» Stated exercise
Word for word, restate every line of the material.

--------

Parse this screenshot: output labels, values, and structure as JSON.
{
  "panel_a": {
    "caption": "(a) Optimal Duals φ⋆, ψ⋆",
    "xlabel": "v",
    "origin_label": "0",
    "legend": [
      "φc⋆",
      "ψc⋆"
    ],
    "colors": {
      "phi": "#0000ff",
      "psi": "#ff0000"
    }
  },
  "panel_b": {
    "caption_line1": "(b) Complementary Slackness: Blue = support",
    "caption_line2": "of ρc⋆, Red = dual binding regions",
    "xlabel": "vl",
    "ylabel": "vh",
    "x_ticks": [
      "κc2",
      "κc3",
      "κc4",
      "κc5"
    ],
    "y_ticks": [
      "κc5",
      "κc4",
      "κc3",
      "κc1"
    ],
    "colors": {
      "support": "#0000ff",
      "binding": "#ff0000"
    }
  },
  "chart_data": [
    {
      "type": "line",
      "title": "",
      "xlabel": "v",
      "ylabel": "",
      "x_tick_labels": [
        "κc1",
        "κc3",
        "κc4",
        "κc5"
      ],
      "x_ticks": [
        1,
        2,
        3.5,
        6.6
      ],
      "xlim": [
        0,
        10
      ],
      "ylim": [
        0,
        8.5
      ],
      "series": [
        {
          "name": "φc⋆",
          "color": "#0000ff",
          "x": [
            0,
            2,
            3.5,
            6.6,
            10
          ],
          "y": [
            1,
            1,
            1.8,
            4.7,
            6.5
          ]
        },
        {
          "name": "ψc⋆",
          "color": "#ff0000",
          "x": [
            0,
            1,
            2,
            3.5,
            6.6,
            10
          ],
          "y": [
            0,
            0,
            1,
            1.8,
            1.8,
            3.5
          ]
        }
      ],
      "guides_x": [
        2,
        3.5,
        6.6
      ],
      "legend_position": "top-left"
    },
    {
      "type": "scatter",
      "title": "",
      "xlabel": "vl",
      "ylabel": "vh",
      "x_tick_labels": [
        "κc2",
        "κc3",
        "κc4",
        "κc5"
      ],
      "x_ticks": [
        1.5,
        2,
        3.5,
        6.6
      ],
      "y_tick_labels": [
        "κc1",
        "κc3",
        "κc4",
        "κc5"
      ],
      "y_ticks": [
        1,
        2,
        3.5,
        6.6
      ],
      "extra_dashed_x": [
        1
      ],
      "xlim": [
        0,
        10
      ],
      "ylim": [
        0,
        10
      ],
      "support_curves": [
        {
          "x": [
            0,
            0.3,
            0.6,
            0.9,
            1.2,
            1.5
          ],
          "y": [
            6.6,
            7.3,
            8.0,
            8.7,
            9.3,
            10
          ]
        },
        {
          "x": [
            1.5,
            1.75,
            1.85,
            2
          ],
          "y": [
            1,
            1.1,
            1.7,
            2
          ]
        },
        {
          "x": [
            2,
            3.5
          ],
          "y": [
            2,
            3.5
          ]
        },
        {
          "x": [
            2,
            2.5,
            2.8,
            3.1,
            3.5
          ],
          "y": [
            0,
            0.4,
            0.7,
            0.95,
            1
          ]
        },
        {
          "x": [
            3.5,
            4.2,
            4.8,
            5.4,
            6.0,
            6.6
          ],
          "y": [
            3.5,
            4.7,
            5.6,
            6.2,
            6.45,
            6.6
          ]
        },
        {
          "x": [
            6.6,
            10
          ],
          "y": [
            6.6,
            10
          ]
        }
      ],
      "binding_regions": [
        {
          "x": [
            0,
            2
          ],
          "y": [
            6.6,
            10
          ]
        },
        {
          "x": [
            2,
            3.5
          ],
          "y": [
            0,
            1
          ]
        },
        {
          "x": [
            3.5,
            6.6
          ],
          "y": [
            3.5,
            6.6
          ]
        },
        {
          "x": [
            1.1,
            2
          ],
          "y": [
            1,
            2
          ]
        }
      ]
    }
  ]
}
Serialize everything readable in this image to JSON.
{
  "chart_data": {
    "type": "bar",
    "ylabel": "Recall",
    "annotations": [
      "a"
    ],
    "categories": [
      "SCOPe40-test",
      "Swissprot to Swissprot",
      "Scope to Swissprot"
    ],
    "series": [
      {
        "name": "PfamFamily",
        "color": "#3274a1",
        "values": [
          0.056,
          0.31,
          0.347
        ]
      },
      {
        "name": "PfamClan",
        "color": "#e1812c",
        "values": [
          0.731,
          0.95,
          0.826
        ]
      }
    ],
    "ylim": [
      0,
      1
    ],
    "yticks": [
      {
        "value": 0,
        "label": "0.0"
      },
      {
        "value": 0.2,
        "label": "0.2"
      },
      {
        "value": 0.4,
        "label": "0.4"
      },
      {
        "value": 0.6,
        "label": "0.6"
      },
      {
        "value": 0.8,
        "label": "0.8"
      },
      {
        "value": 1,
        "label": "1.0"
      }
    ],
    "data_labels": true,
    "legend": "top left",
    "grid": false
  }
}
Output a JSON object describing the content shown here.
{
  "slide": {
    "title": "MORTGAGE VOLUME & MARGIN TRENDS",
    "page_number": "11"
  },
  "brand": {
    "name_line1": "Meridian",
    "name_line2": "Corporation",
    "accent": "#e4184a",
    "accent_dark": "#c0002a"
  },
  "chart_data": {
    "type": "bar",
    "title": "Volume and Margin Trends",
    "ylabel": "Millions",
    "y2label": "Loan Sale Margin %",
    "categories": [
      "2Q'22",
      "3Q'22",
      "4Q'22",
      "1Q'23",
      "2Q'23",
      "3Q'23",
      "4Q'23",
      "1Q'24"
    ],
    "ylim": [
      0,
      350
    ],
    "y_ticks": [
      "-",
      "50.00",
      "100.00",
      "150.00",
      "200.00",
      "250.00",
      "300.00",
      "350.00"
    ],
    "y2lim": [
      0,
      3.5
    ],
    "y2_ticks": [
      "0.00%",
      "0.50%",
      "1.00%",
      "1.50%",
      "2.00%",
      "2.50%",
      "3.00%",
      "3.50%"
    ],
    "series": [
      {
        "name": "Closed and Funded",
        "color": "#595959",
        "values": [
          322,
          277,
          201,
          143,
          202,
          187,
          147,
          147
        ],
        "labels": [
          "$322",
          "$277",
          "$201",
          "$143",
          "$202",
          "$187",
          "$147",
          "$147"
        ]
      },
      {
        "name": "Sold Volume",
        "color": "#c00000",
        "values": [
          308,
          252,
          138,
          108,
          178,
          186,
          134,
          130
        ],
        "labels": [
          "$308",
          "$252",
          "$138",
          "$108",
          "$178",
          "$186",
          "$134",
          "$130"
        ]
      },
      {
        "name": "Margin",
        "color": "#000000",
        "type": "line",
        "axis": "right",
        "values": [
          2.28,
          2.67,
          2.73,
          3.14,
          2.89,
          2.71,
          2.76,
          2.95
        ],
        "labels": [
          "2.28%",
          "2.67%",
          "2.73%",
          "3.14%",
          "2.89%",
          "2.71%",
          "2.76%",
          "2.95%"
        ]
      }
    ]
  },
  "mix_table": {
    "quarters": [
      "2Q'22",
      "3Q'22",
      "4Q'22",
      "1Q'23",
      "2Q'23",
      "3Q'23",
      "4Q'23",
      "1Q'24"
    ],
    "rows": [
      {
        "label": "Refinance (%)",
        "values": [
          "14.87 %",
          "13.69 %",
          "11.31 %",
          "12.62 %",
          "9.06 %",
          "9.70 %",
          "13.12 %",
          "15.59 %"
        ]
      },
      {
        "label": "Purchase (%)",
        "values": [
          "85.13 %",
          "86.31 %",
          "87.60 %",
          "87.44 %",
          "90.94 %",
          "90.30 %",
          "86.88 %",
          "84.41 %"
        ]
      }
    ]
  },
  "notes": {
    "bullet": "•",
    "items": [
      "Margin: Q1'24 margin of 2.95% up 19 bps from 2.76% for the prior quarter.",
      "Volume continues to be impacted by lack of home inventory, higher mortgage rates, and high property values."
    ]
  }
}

--------

» Result
Parse this screenshot: output labels, values, and structure as JSON.
{
  "panel_a": {
    "caption": "(a) Optimal Duals φ⋆, ψ⋆",
    "xlabel": "v",
    "origin_label": "0",
    "legend": [
      "φc⋆",
      "ψc⋆"
    ],
    "colors": {
      "phi": "#0000ff",
      "psi": "#ff0000"
    }
  },
  "panel_b": {
    "caption_line1": "(b) Complementary Slackness: Blue = support",
    "caption_line2": "of ρc⋆, Red = dual binding regions",
    "xlabel": "vl",
    "ylabel": "vh",
    "x_ticks": [
      "κc2",
      "κc3",
      "κc4",
      "κc5"
    ],
    "y_ticks": [
      "κc5",
      "κc4",
      "κc3",
      "κc1"
    ],
    "colors": {
      "support": "#0000ff",
      "binding": "#ff0000"
    }
  },
  "chart_data": [
    {
      "type": "line",
      "title": "",
      "xlabel": "v",
      "ylabel": "",
      "x_tick_labels": [
        "κc1",
        "κc3",
        "κc4",
        "κc5"
      ],
      "x_ticks": [
        1,
        2,
        3.5,
        6.6
      ],
      "xlim": [
        0,
        10
      ],
      "ylim": [
        0,
        8.5
      ],
      "series": [
        {
          "name": "φc⋆",
          "color": "#0000ff",
          "x": [
            0,
            2,
            3.5,
            6.6,
            10
          ],
          "y": [
            1,
            1,
            1.8,
            4.7,
            6.5
          ]
        },
        {
          "name": "ψc⋆",
          "color": "#ff0000",
          "x": [
            0,
            1,
            2,
            3.5,
            6.6,
            10
          ],
          "y": [
            0,
            0,
            1,
            1.8,
            1.8,
            3.5
          ]
        }
      ],
      "guides_x": [
        2,
        3.5,
        6.6
      ],
      "legend_position": "top-left"
    },
    {
      "type": "scatter",
      "title": "",
      "xlabel": "vl",
      "ylabel": "vh",
      "x_tick_labels": [
        "κc2",
        "κc3",
        "κc4",
        "κc5"
      ],
      "x_ticks": [
        1.5,
        2,
        3.5,
        6.6
      ],
      "y_tick_labels": [
        "κc1",
        "κc3",
        "κc4",
        "κc5"
      ],
      "y_ticks": [
        1,
        2,
        3.5,
        6.6
      ],
      "extra_dashed_x": [
        1
      ],
      "xlim": [
        0,
        10
      ],
      "ylim": [
        0,
        10
      ],
      "support_curves": [
        {
          "x": [
            0,
            0.3,
            0.6,
            0.9,
            1.2,
            1.5
          ],
          "y": [
            6.6,
            7.3,
            8.0,
            8.7,
            9.3,
            10
          ]
        },
        {
          "x": [
            1.5,
            1.75,
            1.85,
            2
          ],
          "y": [
            1,
            1.1,
            1.7,
            2
          ]
        },
        {
          "x": [
            2,
            3.5
          ],
          "y": [
            2,
            3.5
          ]
        },
        {
          "x": [
            2,
            2.5,
            2.8,
            3.1,
            3.5
          ],
          "y": [
            0,
            0.4,
            0.7,
            0.95,
            1
          ]
        },
        {
          "x": [
            3.5,
            4.2,
            4.8,
            5.4,
            6.0,
            6.6
          ],
          "y": [
            3.5,
            4.7,
            5.6,
            6.2,
            6.45,
            6.6
          ]
        },
        {
          "x": [
            6.6,
            10
          ],
          "y": [
            6.6,
            10
          ]
        }
      ],
      "binding_regions": [
        {
          "x": [
            0,
            2
          ],
          "y": [
            6.6,
            10
          ]
        },
        {
          "x": [
            2,
            3.5
          ],
          "y": [
            0,
            1
          ]
        },
        {
          "x": [
            3.5,
            6.6
          ],
          "y": [
            3.5,
            6.6
          ]
        },
        {
          "x": [
            1.1,
            2
          ],
          "y": [
            1,
            2
          ]
        }
      ]
    }
  ]
}
Serialize everything readable in this image to JSON.
{
  "chart_data": {
    "type": "bar",
    "ylabel": "Recall",
    "annotations": [
      "a"
    ],
    "categories": [
      "SCOPe40-test",
      "Swissprot to Swissprot",
      "Scope to Swissprot"
    ],
    "series": [
      {
        "name": "PfamFamily",
        "color": "#3274a1",
        "values": [
          0.056,
          0.31,
          0.347
        ]
      },
      {
        "name": "PfamClan",
        "color": "#e1812c",
        "values": [
          0.731,
          0.95,
          0.826
        ]
      }
    ],
    "ylim": [
      0,
      1
    ],
    "yticks": [
      {
        "value": 0,
        "label": "0.0"
      },
      {
        "value": 0.2,
        "label": "0.2"
      },
      {
        "value": 0.4,
        "label": "0.4"
      },
      {
        "value": 0.6,
        "label": "0.6"
      },
      {
        "value": 0.8,
        "label": "0.8"
      },
      {
        "value": 1,
        "label": "1.0"
      }
    ],
    "data_labels": true,
    "legend": "top left",
    "grid": false
  }
}
Output a JSON object describing the content shown here.
{
  "slide": {
    "title": "MORTGAGE VOLUME & MARGIN TRENDS",
    "page_number": "11"
  },
  "brand": {
    "name_line1": "Meridian",
    "name_line2": "Corporation",
    "accent": "#e4184a",
    "accent_dark": "#c0002a"
  },
  "chart_data": {
    "type": "bar",
    "title": "Volume and Margin Trends",
    "ylabel": "Millions",
    "y2label": "Loan Sale Margin %",
    "categories": [
      "2Q'22",
      "3Q'22",
      "4Q'22",
      "1Q'23",
      "2Q'23",
      "3Q'23",
      "4Q'23",
      "1Q'24"
    ],
    "ylim": [
      0,
      350
    ],
    "y_ticks": [
      "-",
      "50.00",
      "100.00",
      "150.00",
      "200.00",
      "250.00",
      "300.00",
      "350.00"
    ],
    "y2lim": [
      0,
      3.5
    ],
    "y2_ticks": [
      "0.00%",
      "0.50%",
      "1.00%",
      "1.50%",
      "2.00%",
      "2.50%",
      "3.00%",
      "3.50%"
    ],
    "series": [
      {
        "name": "Closed and Funded",
        "color": "#595959",
        "values": [
          322,
          277,
          201,
          143,
          202,
          187,
          147,
          147
        ],
        "labels": [
          "$322",
          "$277",
          "$201",
          "$143",
          "$202",
          "$187",
          "$147",
          "$147"
        ]
      },
      {
        "name": "Sold Volume",
        "color": "#c00000",
        "values": [
          308,
          252,
          138,
          108,
          178,
          186,
          134,
          130
        ],
        "labels": [
          "$308",
          "$252",
          "$138",
          "$108",
          "$178",
          "$186",
          "$134",
          "$130"
        ]
      },
      {
        "name": "Margin",
        "color": "#000000",
        "type": "line",
        "axis": "right",
        "values": [
          2.28,
          2.67,
          2.73,
          3.14,
          2.89,
          2.71,
          2.76,
          2.95
        ],
        "labels": [
          "2.28%",
          "2.67%",
          "2.73%",
          "3.14%",
          "2.89%",
          "2.71%",
          "2.76%",
          "2.95%"
        ]
      }
    ]
  },
  "mix_table": {
    "quarters": [
      "2Q'22",
      "3Q'22",
      "4Q'22",
      "1Q'23",
      "2Q'23",
      "3Q'23",
      "4Q'23",
      "1Q'24"
    ],
    "rows": [
      {
        "label": "Refinance (%)",
        "values": [
          "14.87 %",
          "13.69 %",
          "11.31 %",
          "12.62 %",
          "9.06 %",
          "9.70 %",
          "13.12 %",
          "15.59 %"
        ]
      },
      {
        "label": "Purchase (%)",
        "values": [
          "85.13 %",
          "86.31 %",
          "87.60 %",
          "87.44 %",
          "90.94 %",
          "90.30 %",
          "86.88 %",
          "84.41 %"
        ]
      }
    ]
  },
  "notes": {
    "bullet": "•",
    "items": [
      "Margin: Q1'24 margin of 2.95% up 19 bps from 2.76% for the prior quarter.",
      "Volume continues to be impacted by lack of home inventory, higher mortgage rates, and high property values."
    ]
  }
}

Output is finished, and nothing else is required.